Set exercise:
Copy out every line of the records where the string "Huile" occurs.

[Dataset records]
================

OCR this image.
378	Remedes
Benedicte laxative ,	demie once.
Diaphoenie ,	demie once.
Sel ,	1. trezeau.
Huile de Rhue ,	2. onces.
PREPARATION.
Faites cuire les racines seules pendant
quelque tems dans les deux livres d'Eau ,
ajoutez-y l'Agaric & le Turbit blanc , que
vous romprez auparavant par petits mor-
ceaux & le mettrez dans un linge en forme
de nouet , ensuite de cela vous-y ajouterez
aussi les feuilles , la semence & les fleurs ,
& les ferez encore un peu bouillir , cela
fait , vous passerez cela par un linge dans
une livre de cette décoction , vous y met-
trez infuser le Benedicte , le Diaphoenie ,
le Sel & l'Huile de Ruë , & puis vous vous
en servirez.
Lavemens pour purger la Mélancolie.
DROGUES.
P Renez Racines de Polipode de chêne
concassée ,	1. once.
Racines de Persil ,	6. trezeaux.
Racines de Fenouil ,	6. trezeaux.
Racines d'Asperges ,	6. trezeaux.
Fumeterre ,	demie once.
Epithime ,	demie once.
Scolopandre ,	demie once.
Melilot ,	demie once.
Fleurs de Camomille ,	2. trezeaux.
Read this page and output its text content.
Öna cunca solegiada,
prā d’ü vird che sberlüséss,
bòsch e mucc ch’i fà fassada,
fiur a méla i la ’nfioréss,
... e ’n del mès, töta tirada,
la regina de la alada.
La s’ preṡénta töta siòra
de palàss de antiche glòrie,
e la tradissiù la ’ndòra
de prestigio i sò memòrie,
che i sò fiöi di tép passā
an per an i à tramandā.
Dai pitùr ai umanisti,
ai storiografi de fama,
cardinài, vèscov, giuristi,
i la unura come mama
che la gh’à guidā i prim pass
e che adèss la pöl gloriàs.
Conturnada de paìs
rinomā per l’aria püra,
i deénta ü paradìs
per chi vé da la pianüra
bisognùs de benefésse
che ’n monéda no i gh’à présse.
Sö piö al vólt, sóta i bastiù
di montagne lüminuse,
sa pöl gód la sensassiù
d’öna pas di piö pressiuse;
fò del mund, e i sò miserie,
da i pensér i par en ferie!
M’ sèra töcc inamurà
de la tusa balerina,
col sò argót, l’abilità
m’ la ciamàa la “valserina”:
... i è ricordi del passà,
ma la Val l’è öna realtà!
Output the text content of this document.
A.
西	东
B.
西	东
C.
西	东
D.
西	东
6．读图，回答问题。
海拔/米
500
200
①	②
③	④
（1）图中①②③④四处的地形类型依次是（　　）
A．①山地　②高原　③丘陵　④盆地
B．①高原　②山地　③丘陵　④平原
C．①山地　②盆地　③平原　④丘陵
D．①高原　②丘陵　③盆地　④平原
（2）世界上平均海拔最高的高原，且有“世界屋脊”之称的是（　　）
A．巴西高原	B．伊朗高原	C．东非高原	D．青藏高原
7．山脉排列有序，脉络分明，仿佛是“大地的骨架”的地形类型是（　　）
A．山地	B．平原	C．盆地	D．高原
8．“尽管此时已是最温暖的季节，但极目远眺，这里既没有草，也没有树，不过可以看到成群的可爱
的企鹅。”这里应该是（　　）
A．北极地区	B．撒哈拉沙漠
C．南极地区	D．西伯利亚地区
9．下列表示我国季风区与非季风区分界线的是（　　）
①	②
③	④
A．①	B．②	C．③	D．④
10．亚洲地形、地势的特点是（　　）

================

Answer for this exercise:
Huile de Rhue ,	2. onces.
le Sel & l'Huile de Ruë , & puis vous vous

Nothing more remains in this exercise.